Records excerpted from a collection:
* * * * * * *

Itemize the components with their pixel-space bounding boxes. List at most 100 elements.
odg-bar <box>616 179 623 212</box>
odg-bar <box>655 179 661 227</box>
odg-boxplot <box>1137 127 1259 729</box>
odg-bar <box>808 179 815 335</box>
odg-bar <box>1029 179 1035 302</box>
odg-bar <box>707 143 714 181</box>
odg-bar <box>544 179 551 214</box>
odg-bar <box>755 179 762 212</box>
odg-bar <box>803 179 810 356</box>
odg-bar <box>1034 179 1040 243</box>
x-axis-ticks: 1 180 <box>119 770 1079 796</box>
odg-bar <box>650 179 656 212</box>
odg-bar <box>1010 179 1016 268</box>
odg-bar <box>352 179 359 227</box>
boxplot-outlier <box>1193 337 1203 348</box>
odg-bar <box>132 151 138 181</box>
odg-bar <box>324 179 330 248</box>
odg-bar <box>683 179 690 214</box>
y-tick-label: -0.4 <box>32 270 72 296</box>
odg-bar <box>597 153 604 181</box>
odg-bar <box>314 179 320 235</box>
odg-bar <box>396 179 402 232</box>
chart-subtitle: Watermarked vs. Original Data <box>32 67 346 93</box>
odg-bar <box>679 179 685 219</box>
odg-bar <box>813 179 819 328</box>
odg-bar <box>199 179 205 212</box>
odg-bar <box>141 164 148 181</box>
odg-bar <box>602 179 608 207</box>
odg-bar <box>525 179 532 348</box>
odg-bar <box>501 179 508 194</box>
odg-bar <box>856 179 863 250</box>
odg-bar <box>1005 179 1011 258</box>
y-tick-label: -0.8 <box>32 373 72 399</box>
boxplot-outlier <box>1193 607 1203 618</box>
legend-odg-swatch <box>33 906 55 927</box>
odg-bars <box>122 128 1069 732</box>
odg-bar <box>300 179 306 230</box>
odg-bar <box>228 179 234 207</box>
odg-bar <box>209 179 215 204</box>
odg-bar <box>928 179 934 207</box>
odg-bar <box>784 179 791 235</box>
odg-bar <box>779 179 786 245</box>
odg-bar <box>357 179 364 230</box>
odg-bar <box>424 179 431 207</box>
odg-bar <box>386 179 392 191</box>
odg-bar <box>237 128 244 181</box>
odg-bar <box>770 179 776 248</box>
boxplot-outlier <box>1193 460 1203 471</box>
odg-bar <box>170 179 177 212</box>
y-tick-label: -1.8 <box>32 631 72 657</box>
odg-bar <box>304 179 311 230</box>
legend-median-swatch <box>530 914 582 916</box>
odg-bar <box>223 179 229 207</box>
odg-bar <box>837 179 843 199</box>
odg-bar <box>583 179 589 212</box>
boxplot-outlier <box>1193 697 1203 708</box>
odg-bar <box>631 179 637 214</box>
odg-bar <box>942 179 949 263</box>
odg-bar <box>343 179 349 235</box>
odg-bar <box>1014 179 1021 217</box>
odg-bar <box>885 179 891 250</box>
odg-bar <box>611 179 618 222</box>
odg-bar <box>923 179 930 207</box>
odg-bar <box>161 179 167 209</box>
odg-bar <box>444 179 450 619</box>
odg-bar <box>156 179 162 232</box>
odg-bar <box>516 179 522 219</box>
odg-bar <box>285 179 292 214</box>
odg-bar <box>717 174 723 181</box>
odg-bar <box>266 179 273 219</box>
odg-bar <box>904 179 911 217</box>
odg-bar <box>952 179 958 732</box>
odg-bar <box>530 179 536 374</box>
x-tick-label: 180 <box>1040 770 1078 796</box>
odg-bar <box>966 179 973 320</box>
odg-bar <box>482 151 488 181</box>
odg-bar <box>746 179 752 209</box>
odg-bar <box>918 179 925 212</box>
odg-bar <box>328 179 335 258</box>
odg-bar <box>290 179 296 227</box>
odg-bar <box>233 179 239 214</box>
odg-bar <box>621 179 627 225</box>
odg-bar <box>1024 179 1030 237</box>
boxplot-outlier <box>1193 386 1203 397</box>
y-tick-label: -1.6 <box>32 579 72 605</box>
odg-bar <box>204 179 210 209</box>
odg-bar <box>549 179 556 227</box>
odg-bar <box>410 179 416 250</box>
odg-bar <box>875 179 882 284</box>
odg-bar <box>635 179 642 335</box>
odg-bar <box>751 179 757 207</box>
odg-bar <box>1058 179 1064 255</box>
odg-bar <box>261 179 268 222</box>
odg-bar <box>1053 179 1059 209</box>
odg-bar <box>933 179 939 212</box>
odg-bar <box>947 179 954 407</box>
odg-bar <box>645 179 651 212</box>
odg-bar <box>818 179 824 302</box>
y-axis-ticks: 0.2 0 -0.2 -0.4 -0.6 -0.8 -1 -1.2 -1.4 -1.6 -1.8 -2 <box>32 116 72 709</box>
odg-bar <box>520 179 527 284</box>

* * * * * * *

What is being asked:
Please identify each line in the data above that contains the string "swatch" and copy those lines; case counts when matching.

Output of the exercise:
legend-odg-swatch <box>33 906 55 927</box>
legend-median-swatch <box>530 914 582 916</box>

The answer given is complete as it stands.